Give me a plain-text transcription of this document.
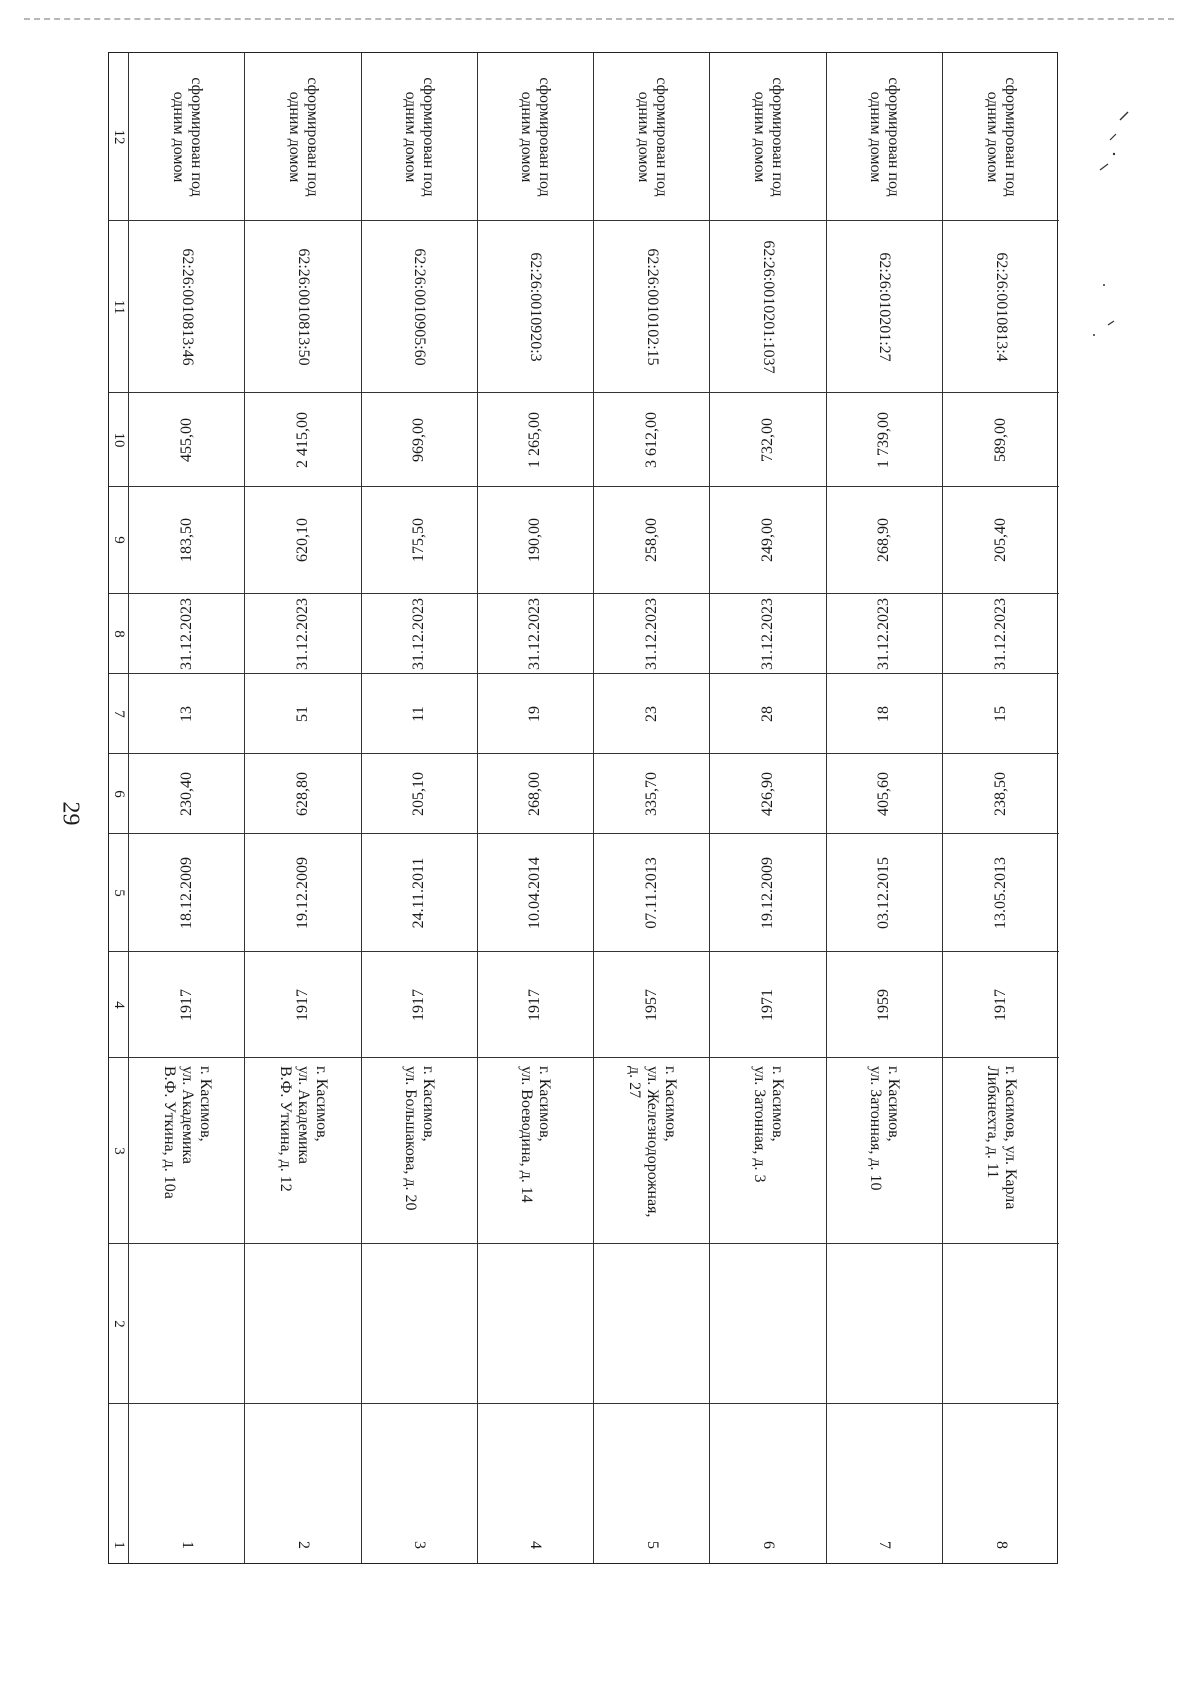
29
12
11
10
9
8
7
6
5
4
3
2
1
сформирован под одним домом
62:26:0010813:46
455,00
183,50
31.12.2023
13
230,40
18.12.2009
1917
г. Касимов,
ул. Академика
В.Ф. Уткина, д. 10а
1
сформирован под одним домом
62:26:0010813:50
2 415,00
620,10
31.12.2023
51
628,80
19.12.2009
1917
г. Касимов,
ул. Академика
В.Ф. Уткина, д. 12
2
сформирован под одним домом
62:26:0010905:60
969,00
175,50
31.12.2023
11
205,10
24.11.2011
1917
г. Касимов,
ул. Большакова, д. 20
3
сформирован под одним домом
62:26:0010920:3
1 265,00
190,00
31.12.2023
19
268,00
10.04.2014
1917
г. Касимов,
ул. Воеводина, д. 14
4
сформирован под одним домом
62:26:0010102:15
3 612,00
258,00
31.12.2023
23
335,70
07.11.2013
1957
г. Касимов,
ул. Железнодорожная,
д. 27
5
сформирован под одним домом
62:26:0010201:1037
732,00
249,00
31.12.2023
28
426,90
19.12.2009
1971
г. Касимов,
ул. Затонная, д. 3
6
сформирован под одним домом
62:26:010201:27
1 739,00
268,90
31.12.2023
18
405,60
03.12.2015
1959
г. Касимов,
ул. Затонная, д. 10
7
сформирован под одним домом
62:26:0010813:4
589,00
205,40
31.12.2023
15
238,50
13.05.2013
1917
г. Касимов, ул. Карла
Либкнехта, д. 11
8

▶ **WHAT NEEDS TO BE DONE**
Set the pictures aside and transcribe the data above exactly.

▶ **OUTPUT FOR THIS TASK**
Give me a plain-text transcription of this document.
29
12
11
10
9
8
7
6
5
4
3
2
1
сформирован под одним домом
62:26:0010813:46
455,00
183,50
31.12.2023
13
230,40
18.12.2009
1917
г. Касимов,
ул. Академика
В.Ф. Уткина, д. 10а
1
сформирован под одним домом
62:26:0010813:50
2 415,00
620,10
31.12.2023
51
628,80
19.12.2009
1917
г. Касимов,
ул. Академика
В.Ф. Уткина, д. 12
2
сформирован под одним домом
62:26:0010905:60
969,00
175,50
31.12.2023
11
205,10
24.11.2011
1917
г. Касимов,
ул. Большакова, д. 20
3
сформирован под одним домом
62:26:0010920:3
1 265,00
190,00
31.12.2023
19
268,00
10.04.2014
1917
г. Касимов,
ул. Воеводина, д. 14
4
сформирован под одним домом
62:26:0010102:15
3 612,00
258,00
31.12.2023
23
335,70
07.11.2013
1957
г. Касимов,
ул. Железнодорожная,
д. 27
5
сформирован под одним домом
62:26:0010201:1037
732,00
249,00
31.12.2023
28
426,90
19.12.2009
1971
г. Касимов,
ул. Затонная, д. 3
6
сформирован под одним домом
62:26:010201:27
1 739,00
268,90
31.12.2023
18
405,60
03.12.2015
1959
г. Касимов,
ул. Затонная, д. 10
7
сформирован под одним домом
62:26:0010813:4
589,00
205,40
31.12.2023
15
238,50
13.05.2013
1917
г. Касимов, ул. Карла
Либкнехта, д. 11
8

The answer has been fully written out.